WHAT THE EXERCISE ASKS: Pick out all lines of the entries that include the word "active" and copy them.

MATERIAL FOR THE TASK:
------------------------------------------------------------------------

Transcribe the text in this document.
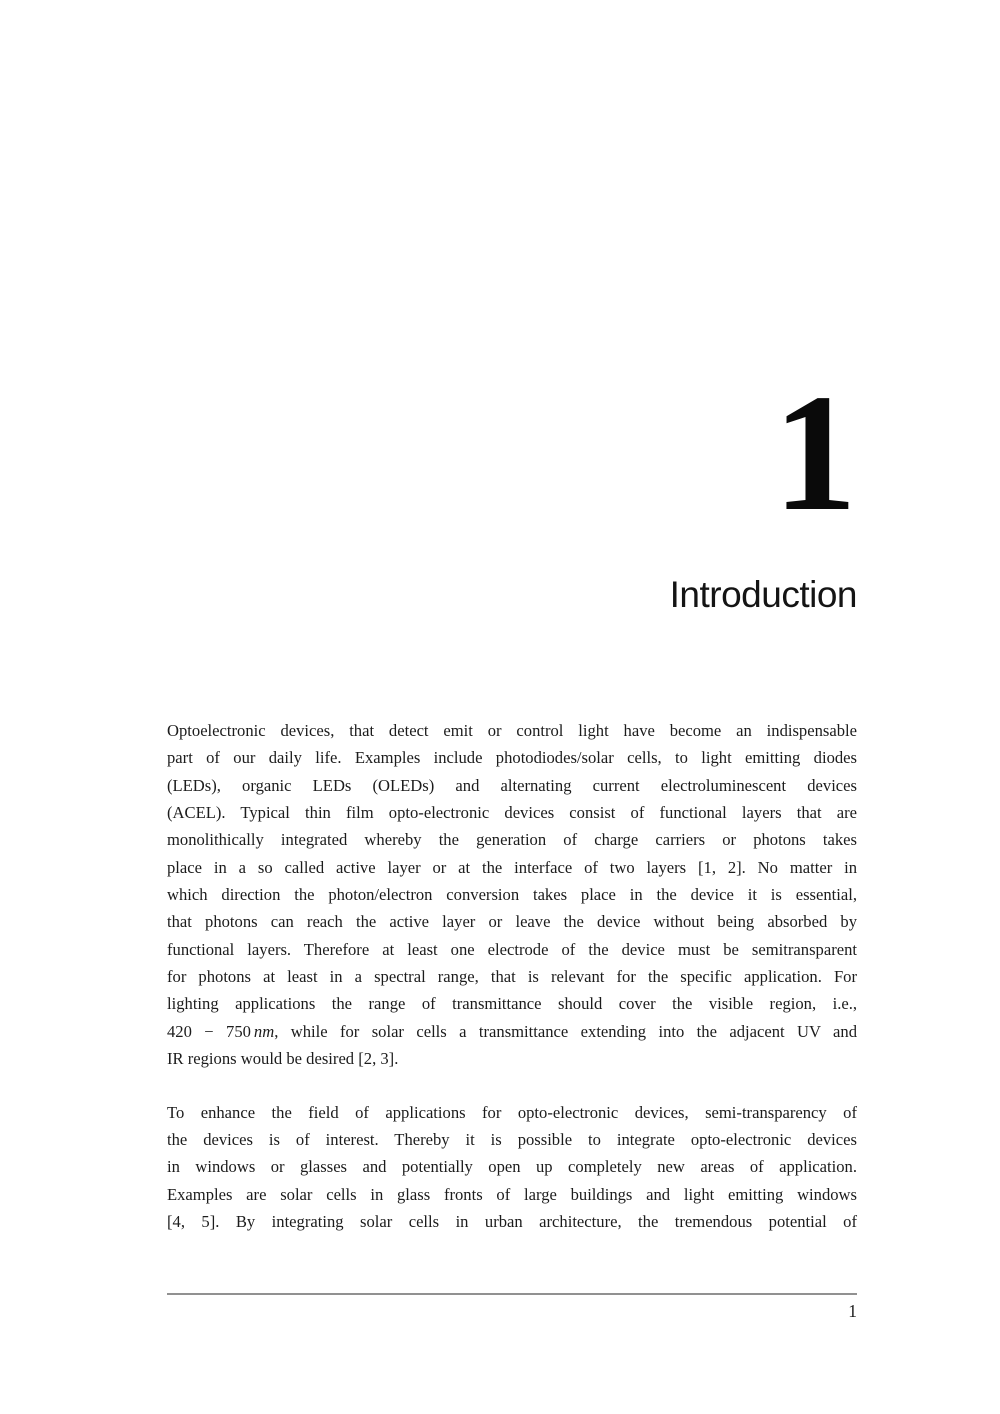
1
Introduction
Optoelectronic devices, that detect emit or control light have become an indispensable
part of our daily life. Examples include photodiodes/solar cells, to light emitting diodes
(LEDs), organic LEDs (OLEDs) and alternating current electroluminescent devices
(ACEL). Typical thin film opto-electronic devices consist of functional layers that are
monolithically integrated whereby the generation of charge carriers or photons takes
place in a so called active layer or at the interface of two layers [1, 2]. No matter in
which direction the photon/electron conversion takes place in the device it is essential,
that photons can reach the active layer or leave the device without being absorbed by
functional layers. Therefore at least one electrode of the device must be semitransparent
for photons at least in a spectral range, that is relevant for the specific application. For
lighting applications the range of transmittance should cover the visible region, i.e.,
420 − 750 nm, while for solar cells a transmittance extending into the adjacent UV and
IR regions would be desired [2, 3].
To enhance the field of applications for opto-electronic devices, semi-transparency of
the devices is of interest. Thereby it is possible to integrate opto-electronic devices
in windows or glasses and potentially open up completely new areas of application.
Examples are solar cells in glass fronts of large buildings and light emitting windows
[4, 5]. By integrating solar cells in urban architecture, the tremendous potential of
1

------------------------------------------------------------------------

REPLY:
place in a so called active layer or at the interface of two layers [1, 2]. No matter in
that photons can reach the active layer or leave the device without being absorbed by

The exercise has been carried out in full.